# REQUIRED ACTION:
Each entry should be repeated exactly. Its pictures should not be.

─── DATA SHOWN ───

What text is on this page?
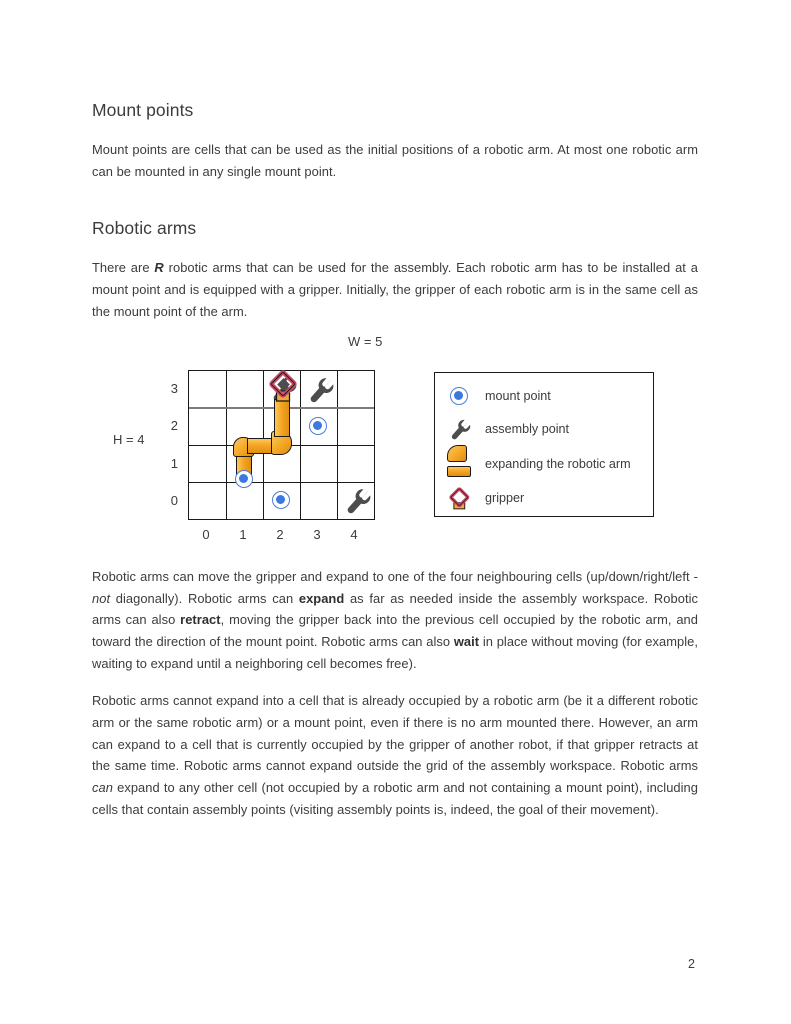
Mount points

Mount points are cells that can be used as the initial positions of a robotic arm. At most one robotic arm can be mounted in any single mount point.

Robotic arms

There are R robotic arms that can be used for the assembly. Each robotic arm has to be installed at a mount point and is equipped with a gripper. Initially, the gripper of each robotic arm is in the same cell as the mount point of the arm.

W = 5
H = 4
3
2
1
0
0	1	2	3	4
mount point
assembly point
expanding the robotic arm
gripper

Robotic arms can move the gripper and expand to one of the four neighbouring cells (up/down/right/left - not diagonally). Robotic arms can expand as far as needed inside the assembly workspace. Robotic arms can also retract, moving the gripper back into the previous cell occupied by the robotic arm, and toward the direction of the mount point. Robotic arms can also wait in place without moving (for example, waiting to expand until a neighboring cell becomes free).

Robotic arms cannot expand into a cell that is already occupied by a robotic arm (be it a different robotic arm or the same robotic arm) or a mount point, even if there is no arm mounted there. However, an arm can expand to a cell that is currently occupied by the gripper of another robot, if that gripper retracts at the same time. Robotic arms cannot expand outside the grid of the assembly workspace. Robotic arms can expand to any other cell (not occupied by a robotic arm and not containing a mount point), including cells that contain assembly points (visiting assembly points is, indeed, the goal of their movement).

2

───

# WRITTEN SOLUTION:
What text is on this page?
Mount points

Mount points are cells that can be used as the initial positions of a robotic arm. At most one robotic arm can be mounted in any single mount point.

Robotic arms

There are R robotic arms that can be used for the assembly. Each robotic arm has to be installed at a mount point and is equipped with a gripper. Initially, the gripper of each robotic arm is in the same cell as the mount point of the arm.

W = 5
H = 4
3
2
1
0
0	1	2	3	4
mount point
assembly point
expanding the robotic arm
gripper

Robotic arms can move the gripper and expand to one of the four neighbouring cells (up/down/right/left - not diagonally). Robotic arms can expand as far as needed inside the assembly workspace. Robotic arms can also retract, moving the gripper back into the previous cell occupied by the robotic arm, and toward the direction of the mount point. Robotic arms can also wait in place without moving (for example, waiting to expand until a neighboring cell becomes free).

Robotic arms cannot expand into a cell that is already occupied by a robotic arm (be it a different robotic arm or the same robotic arm) or a mount point, even if there is no arm mounted there. However, an arm can expand to a cell that is currently occupied by the gripper of another robot, if that gripper retracts at the same time. Robotic arms cannot expand outside the grid of the assembly workspace. Robotic arms can expand to any other cell (not occupied by a robotic arm and not containing a mount point), including cells that contain assembly points (visiting assembly points is, indeed, the goal of their movement).

2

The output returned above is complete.